--- PROBLEM DETAILS ---
Give the data below again, word for word.

** Begin PROVIDED MATERIAL **

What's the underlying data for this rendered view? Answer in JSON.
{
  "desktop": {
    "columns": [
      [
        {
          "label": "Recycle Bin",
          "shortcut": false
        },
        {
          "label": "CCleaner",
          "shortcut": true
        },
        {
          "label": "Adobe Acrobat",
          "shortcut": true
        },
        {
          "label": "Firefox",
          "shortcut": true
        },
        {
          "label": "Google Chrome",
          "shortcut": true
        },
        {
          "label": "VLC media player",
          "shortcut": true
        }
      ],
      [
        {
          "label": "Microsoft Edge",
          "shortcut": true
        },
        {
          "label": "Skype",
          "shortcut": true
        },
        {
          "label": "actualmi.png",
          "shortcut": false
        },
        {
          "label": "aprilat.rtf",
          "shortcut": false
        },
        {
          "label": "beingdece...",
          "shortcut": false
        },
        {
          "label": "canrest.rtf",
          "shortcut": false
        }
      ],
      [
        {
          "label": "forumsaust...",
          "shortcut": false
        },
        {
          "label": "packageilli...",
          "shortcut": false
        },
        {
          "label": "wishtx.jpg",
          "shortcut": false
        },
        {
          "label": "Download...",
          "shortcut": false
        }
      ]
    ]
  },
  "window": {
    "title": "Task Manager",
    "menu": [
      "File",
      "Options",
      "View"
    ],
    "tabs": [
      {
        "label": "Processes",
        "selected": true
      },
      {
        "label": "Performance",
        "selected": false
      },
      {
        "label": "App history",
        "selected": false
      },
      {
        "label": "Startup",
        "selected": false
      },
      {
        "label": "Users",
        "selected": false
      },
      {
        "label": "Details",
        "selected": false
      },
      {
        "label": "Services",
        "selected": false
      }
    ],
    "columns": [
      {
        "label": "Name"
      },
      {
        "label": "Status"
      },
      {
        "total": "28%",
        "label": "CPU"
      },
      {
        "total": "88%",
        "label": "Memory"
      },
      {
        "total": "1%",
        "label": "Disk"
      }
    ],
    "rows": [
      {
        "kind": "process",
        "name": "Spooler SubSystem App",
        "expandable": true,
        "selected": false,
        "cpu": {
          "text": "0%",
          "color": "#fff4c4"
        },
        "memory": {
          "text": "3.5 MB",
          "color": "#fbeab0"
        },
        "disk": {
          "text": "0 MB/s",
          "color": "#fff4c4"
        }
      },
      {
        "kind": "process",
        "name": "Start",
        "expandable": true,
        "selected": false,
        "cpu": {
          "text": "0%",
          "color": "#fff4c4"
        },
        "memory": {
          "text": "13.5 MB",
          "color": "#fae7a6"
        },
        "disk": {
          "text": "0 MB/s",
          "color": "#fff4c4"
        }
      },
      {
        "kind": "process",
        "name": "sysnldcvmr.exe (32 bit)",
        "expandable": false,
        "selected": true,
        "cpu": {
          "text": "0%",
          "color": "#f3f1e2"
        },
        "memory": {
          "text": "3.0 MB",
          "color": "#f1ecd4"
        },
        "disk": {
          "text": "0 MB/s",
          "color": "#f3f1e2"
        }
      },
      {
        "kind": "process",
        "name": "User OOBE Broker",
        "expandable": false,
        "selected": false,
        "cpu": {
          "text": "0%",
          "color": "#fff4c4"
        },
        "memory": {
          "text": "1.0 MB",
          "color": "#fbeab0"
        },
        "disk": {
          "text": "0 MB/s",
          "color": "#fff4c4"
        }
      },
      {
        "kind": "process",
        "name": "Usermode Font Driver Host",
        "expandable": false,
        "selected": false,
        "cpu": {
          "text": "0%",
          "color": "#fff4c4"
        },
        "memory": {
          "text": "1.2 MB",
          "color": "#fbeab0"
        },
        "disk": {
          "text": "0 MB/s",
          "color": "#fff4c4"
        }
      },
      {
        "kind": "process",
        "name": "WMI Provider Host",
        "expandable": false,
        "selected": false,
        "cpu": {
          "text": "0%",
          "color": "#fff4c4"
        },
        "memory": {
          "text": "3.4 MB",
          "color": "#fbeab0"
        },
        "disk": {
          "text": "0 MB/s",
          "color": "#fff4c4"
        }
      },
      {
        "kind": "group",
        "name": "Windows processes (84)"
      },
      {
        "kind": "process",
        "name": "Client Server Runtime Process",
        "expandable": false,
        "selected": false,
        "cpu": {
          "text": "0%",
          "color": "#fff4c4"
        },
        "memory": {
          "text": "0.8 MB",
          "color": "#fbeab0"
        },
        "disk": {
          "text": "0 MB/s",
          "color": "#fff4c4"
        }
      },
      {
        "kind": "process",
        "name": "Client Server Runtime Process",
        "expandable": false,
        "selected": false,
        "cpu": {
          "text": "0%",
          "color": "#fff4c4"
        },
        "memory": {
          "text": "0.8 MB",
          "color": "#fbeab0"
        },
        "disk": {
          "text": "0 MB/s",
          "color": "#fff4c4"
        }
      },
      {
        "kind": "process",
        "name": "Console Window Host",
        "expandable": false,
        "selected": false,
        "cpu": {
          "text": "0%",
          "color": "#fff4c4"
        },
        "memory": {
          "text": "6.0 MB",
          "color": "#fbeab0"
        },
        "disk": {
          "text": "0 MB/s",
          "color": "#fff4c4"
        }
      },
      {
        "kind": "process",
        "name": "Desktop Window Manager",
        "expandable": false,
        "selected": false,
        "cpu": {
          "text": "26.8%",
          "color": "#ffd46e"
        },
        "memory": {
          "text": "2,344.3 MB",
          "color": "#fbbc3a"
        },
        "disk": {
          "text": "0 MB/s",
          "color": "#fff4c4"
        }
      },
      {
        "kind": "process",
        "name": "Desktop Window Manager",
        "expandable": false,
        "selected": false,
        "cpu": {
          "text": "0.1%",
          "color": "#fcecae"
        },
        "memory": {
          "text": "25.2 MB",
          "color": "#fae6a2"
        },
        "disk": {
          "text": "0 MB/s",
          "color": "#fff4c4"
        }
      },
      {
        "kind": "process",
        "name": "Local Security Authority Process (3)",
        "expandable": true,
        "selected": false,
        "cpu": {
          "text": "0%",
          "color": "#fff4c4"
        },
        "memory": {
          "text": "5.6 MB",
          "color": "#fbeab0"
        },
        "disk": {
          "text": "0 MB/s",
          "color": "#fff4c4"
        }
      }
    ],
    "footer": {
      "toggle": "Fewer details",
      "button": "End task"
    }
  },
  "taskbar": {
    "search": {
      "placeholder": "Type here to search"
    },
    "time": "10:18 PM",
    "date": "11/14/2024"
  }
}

** End PROVIDED MATERIAL **

--- ANSWER TO THE PROBLEM ---
What's the underlying data for this rendered view? Answer in JSON.
{
  "desktop": {
    "columns": [
      [
        {
          "label": "Recycle Bin",
          "shortcut": false
        },
        {
          "label": "CCleaner",
          "shortcut": true
        },
        {
          "label": "Adobe Acrobat",
          "shortcut": true
        },
        {
          "label": "Firefox",
          "shortcut": true
        },
        {
          "label": "Google Chrome",
          "shortcut": true
        },
        {
          "label": "VLC media player",
          "shortcut": true
        }
      ],
      [
        {
          "label": "Microsoft Edge",
          "shortcut": true
        },
        {
          "label": "Skype",
          "shortcut": true
        },
        {
          "label": "actualmi.png",
          "shortcut": false
        },
        {
          "label": "aprilat.rtf",
          "shortcut": false
        },
        {
          "label": "beingdece...",
          "shortcut": false
        },
        {
          "label": "canrest.rtf",
          "shortcut": false
        }
      ],
      [
        {
          "label": "forumsaust...",
          "shortcut": false
        },
        {
          "label": "packageilli...",
          "shortcut": false
        },
        {
          "label": "wishtx.jpg",
          "shortcut": false
        },
        {
          "label": "Download...",
          "shortcut": false
        }
      ]
    ]
  },
  "window": {
    "title": "Task Manager",
    "menu": [
      "File",
      "Options",
      "View"
    ],
    "tabs": [
      {
        "label": "Processes",
        "selected": true
      },
      {
        "label": "Performance",
        "selected": false
      },
      {
        "label": "App history",
        "selected": false
      },
      {
        "label": "Startup",
        "selected": false
      },
      {
        "label": "Users",
        "selected": false
      },
      {
        "label": "Details",
        "selected": false
      },
      {
        "label": "Services",
        "selected": false
      }
    ],
    "columns": [
      {
        "label": "Name"
      },
      {
        "label": "Status"
      },
      {
        "total": "28%",
        "label": "CPU"
      },
      {
        "total": "88%",
        "label": "Memory"
      },
      {
        "total": "1%",
        "label": "Disk"
      }
    ],
    "rows": [
      {
        "kind": "process",
        "name": "Spooler SubSystem App",
        "expandable": true,
        "selected": false,
        "cpu": {
          "text": "0%",
          "color": "#fff4c4"
        },
        "memory": {
          "text": "3.5 MB",
          "color": "#fbeab0"
        },
        "disk": {
          "text": "0 MB/s",
          "color": "#fff4c4"
        }
      },
      {
        "kind": "process",
        "name": "Start",
        "expandable": true,
        "selected": false,
        "cpu": {
          "text": "0%",
          "color": "#fff4c4"
        },
        "memory": {
          "text": "13.5 MB",
          "color": "#fae7a6"
        },
        "disk": {
          "text": "0 MB/s",
          "color": "#fff4c4"
        }
      },
      {
        "kind": "process",
        "name": "sysnldcvmr.exe (32 bit)",
        "expandable": false,
        "selected": true,
        "cpu": {
          "text": "0%",
          "color": "#f3f1e2"
        },
        "memory": {
          "text": "3.0 MB",
          "color": "#f1ecd4"
        },
        "disk": {
          "text": "0 MB/s",
          "color": "#f3f1e2"
        }
      },
      {
        "kind": "process",
        "name": "User OOBE Broker",
        "expandable": false,
        "selected": false,
        "cpu": {
          "text": "0%",
          "color": "#fff4c4"
        },
        "memory": {
          "text": "1.0 MB",
          "color": "#fbeab0"
        },
        "disk": {
          "text": "0 MB/s",
          "color": "#fff4c4"
        }
      },
      {
        "kind": "process",
        "name": "Usermode Font Driver Host",
        "expandable": false,
        "selected": false,
        "cpu": {
          "text": "0%",
          "color": "#fff4c4"
        },
        "memory": {
          "text": "1.2 MB",
          "color": "#fbeab0"
        },
        "disk": {
          "text": "0 MB/s",
          "color": "#fff4c4"
        }
      },
      {
        "kind": "process",
        "name": "WMI Provider Host",
        "expandable": false,
        "selected": false,
        "cpu": {
          "text": "0%",
          "color": "#fff4c4"
        },
        "memory": {
          "text": "3.4 MB",
          "color": "#fbeab0"
        },
        "disk": {
          "text": "0 MB/s",
          "color": "#fff4c4"
        }
      },
      {
        "kind": "group",
        "name": "Windows processes (84)"
      },
      {
        "kind": "process",
        "name": "Client Server Runtime Process",
        "expandable": false,
        "selected": false,
        "cpu": {
          "text": "0%",
          "color": "#fff4c4"
        },
        "memory": {
          "text": "0.8 MB",
          "color": "#fbeab0"
        },
        "disk": {
          "text": "0 MB/s",
          "color": "#fff4c4"
        }
      },
      {
        "kind": "process",
        "name": "Client Server Runtime Process",
        "expandable": false,
        "selected": false,
        "cpu": {
          "text": "0%",
          "color": "#fff4c4"
        },
        "memory": {
          "text": "0.8 MB",
          "color": "#fbeab0"
        },
        "disk": {
          "text": "0 MB/s",
          "color": "#fff4c4"
        }
      },
      {
        "kind": "process",
        "name": "Console Window Host",
        "expandable": false,
        "selected": false,
        "cpu": {
          "text": "0%",
          "color": "#fff4c4"
        },
        "memory": {
          "text": "6.0 MB",
          "color": "#fbeab0"
        },
        "disk": {
          "text": "0 MB/s",
          "color": "#fff4c4"
        }
      },
      {
        "kind": "process",
        "name": "Desktop Window Manager",
        "expandable": false,
        "selected": false,
        "cpu": {
          "text": "26.8%",
          "color": "#ffd46e"
        },
        "memory": {
          "text": "2,344.3 MB",
          "color": "#fbbc3a"
        },
        "disk": {
          "text": "0 MB/s",
          "color": "#fff4c4"
        }
      },
      {
        "kind": "process",
        "name": "Desktop Window Manager",
        "expandable": false,
        "selected": false,
        "cpu": {
          "text": "0.1%",
          "color": "#fcecae"
        },
        "memory": {
          "text": "25.2 MB",
          "color": "#fae6a2"
        },
        "disk": {
          "text": "0 MB/s",
          "color": "#fff4c4"
        }
      },
      {
        "kind": "process",
        "name": "Local Security Authority Process (3)",
        "expandable": true,
        "selected": false,
        "cpu": {
          "text": "0%",
          "color": "#fff4c4"
        },
        "memory": {
          "text": "5.6 MB",
          "color": "#fbeab0"
        },
        "disk": {
          "text": "0 MB/s",
          "color": "#fff4c4"
        }
      }
    ],
    "footer": {
      "toggle": "Fewer details",
      "button": "End task"
    }
  },
  "taskbar": {
    "search": {
      "placeholder": "Type here to search"
    },
    "time": "10:18 PM",
    "date": "11/14/2024"
  }
}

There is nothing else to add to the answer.